[Begin Data for this task]

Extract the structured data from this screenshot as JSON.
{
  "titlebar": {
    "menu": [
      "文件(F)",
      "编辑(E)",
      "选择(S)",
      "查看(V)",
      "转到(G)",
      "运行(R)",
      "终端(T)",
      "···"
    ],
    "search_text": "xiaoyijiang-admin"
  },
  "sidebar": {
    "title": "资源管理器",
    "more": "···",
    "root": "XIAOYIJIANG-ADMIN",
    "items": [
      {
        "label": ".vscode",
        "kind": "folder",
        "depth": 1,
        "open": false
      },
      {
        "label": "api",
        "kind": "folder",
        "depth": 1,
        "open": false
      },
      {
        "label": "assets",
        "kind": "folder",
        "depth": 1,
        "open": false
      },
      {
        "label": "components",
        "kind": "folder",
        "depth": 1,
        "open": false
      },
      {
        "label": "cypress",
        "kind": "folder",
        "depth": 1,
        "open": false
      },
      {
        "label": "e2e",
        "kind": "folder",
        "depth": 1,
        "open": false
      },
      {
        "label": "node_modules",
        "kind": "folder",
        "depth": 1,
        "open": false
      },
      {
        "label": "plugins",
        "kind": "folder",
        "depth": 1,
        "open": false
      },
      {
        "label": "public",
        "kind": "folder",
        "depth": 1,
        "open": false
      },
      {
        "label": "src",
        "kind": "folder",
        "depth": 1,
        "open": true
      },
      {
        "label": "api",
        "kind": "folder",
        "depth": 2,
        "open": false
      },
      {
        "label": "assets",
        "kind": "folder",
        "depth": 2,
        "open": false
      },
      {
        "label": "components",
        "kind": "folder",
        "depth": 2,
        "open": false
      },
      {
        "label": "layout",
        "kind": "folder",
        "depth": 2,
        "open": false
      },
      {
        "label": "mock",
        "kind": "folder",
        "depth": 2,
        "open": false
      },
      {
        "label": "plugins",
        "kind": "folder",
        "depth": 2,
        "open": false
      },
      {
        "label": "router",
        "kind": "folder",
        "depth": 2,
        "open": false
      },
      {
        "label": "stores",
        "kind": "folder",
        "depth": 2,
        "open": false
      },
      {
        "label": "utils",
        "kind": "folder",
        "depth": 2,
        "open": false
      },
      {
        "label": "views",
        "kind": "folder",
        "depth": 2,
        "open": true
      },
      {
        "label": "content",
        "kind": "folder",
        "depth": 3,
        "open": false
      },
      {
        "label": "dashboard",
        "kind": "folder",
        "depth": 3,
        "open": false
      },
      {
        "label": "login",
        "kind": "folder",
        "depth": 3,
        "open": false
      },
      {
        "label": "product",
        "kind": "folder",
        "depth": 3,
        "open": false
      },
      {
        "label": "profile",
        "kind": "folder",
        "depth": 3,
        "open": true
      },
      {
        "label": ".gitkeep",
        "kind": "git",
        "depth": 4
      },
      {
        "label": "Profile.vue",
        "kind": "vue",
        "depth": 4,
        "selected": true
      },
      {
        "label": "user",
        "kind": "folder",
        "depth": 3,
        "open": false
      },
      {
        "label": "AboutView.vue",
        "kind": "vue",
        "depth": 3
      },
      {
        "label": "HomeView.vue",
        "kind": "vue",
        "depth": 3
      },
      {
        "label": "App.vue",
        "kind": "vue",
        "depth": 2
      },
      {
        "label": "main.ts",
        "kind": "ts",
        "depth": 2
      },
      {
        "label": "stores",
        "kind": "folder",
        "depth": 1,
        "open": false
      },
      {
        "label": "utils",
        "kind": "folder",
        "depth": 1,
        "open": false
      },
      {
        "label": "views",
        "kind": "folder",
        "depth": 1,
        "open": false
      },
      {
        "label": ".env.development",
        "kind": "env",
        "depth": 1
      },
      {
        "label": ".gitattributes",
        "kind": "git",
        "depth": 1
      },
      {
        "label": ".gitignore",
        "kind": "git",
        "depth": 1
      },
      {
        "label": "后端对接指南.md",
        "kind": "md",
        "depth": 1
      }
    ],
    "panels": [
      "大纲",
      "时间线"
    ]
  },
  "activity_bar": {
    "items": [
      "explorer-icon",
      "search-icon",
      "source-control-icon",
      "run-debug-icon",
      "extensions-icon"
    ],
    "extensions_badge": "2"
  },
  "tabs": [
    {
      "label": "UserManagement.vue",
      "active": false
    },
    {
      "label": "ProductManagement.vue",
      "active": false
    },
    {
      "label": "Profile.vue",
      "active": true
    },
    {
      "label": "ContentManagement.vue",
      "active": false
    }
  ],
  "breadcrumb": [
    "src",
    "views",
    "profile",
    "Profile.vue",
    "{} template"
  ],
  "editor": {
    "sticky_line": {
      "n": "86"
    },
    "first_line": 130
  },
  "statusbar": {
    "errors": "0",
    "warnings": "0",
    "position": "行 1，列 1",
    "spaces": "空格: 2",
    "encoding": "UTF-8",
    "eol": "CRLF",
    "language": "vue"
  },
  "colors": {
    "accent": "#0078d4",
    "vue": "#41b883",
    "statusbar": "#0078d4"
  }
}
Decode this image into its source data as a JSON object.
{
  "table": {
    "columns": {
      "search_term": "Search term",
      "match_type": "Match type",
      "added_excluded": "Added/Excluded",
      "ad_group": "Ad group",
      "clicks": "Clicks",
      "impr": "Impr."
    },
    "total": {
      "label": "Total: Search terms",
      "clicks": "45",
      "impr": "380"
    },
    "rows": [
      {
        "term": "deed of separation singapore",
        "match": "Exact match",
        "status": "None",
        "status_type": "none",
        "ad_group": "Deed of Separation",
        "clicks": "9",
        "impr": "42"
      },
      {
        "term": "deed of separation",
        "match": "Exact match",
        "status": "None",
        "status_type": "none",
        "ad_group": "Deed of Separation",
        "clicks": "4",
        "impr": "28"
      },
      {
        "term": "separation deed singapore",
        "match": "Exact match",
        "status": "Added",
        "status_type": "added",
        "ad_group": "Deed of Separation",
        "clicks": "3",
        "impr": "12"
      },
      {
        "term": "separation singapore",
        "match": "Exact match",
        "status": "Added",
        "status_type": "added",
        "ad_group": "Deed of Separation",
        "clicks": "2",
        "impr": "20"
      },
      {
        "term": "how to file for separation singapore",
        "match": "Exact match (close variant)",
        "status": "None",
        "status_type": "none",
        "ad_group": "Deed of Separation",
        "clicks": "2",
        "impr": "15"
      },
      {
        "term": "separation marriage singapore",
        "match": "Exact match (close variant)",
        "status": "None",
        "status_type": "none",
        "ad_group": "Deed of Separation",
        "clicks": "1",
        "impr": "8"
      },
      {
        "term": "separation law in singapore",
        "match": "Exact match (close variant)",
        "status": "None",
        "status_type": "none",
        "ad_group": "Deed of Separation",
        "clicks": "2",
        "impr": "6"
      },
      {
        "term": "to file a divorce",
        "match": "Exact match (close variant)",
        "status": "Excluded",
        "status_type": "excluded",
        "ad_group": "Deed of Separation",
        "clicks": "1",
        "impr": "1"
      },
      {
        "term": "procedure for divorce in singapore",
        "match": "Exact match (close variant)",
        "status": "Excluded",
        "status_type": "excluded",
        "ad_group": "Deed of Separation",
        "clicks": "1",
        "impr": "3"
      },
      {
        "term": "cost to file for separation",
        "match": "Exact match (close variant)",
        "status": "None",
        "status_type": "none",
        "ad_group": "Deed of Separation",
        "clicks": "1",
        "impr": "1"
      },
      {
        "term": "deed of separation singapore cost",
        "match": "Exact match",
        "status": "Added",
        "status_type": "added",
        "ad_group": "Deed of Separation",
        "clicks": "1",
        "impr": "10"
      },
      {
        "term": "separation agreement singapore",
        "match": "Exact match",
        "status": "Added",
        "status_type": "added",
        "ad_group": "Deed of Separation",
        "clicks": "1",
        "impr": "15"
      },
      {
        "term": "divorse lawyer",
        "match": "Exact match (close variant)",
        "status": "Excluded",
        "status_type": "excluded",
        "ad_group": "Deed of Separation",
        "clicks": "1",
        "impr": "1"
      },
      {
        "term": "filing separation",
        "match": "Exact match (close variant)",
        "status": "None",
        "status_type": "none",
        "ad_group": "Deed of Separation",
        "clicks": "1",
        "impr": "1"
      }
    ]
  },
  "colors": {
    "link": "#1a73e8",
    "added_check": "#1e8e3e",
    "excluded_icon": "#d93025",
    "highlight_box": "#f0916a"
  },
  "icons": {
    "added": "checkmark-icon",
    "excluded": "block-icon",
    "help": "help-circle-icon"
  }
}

[End Data for this task]

* **The exercise**: Where a line contains "divorce", copy that line.

* **Result of this exercise**:
        "term": "to file a divorce",
        "term": "procedure for divorce in singapore",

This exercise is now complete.